AIM OF THE EXERCISE: Write out the whole listing exactly as it stands.

SUPPLIED RECORDS:
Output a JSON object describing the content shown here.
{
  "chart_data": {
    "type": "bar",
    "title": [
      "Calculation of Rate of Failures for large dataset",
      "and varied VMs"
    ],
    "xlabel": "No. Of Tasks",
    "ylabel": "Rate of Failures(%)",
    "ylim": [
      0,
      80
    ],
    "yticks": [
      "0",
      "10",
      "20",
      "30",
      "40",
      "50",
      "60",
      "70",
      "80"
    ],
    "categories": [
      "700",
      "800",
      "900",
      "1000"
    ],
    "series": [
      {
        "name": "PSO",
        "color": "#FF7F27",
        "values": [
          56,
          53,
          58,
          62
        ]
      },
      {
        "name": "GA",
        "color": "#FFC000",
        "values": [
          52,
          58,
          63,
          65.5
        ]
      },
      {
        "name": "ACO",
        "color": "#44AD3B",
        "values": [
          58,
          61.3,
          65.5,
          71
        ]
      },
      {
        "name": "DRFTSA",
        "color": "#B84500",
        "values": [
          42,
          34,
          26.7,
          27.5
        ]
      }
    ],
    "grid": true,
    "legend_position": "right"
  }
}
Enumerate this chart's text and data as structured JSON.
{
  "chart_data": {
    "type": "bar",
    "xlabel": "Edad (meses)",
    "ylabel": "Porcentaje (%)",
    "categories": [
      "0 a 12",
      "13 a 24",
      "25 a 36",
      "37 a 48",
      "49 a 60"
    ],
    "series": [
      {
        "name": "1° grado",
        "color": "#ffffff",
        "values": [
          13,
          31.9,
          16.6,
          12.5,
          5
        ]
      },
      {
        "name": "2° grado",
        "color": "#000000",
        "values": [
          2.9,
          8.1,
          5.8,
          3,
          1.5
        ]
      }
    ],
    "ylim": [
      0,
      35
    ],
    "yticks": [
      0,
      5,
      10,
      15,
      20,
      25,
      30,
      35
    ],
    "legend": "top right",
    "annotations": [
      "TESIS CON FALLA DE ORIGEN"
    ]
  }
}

RESPONSE FOR THIS EXERCISE:
Output a JSON object describing the content shown here.
{
  "chart_data": {
    "type": "bar",
    "title": [
      "Calculation of Rate of Failures for large dataset",
      "and varied VMs"
    ],
    "xlabel": "No. Of Tasks",
    "ylabel": "Rate of Failures(%)",
    "ylim": [
      0,
      80
    ],
    "yticks": [
      "0",
      "10",
      "20",
      "30",
      "40",
      "50",
      "60",
      "70",
      "80"
    ],
    "categories": [
      "700",
      "800",
      "900",
      "1000"
    ],
    "series": [
      {
        "name": "PSO",
        "color": "#FF7F27",
        "values": [
          56,
          53,
          58,
          62
        ]
      },
      {
        "name": "GA",
        "color": "#FFC000",
        "values": [
          52,
          58,
          63,
          65.5
        ]
      },
      {
        "name": "ACO",
        "color": "#44AD3B",
        "values": [
          58,
          61.3,
          65.5,
          71
        ]
      },
      {
        "name": "DRFTSA",
        "color": "#B84500",
        "values": [
          42,
          34,
          26.7,
          27.5
        ]
      }
    ],
    "grid": true,
    "legend_position": "right"
  }
}
Enumerate this chart's text and data as structured JSON.
{
  "chart_data": {
    "type": "bar",
    "xlabel": "Edad (meses)",
    "ylabel": "Porcentaje (%)",
    "categories": [
      "0 a 12",
      "13 a 24",
      "25 a 36",
      "37 a 48",
      "49 a 60"
    ],
    "series": [
      {
        "name": "1° grado",
        "color": "#ffffff",
        "values": [
          13,
          31.9,
          16.6,
          12.5,
          5
        ]
      },
      {
        "name": "2° grado",
        "color": "#000000",
        "values": [
          2.9,
          8.1,
          5.8,
          3,
          1.5
        ]
      }
    ],
    "ylim": [
      0,
      35
    ],
    "yticks": [
      0,
      5,
      10,
      15,
      20,
      25,
      30,
      35
    ],
    "legend": "top right",
    "annotations": [
      "TESIS CON FALLA DE ORIGEN"
    ]
  }
}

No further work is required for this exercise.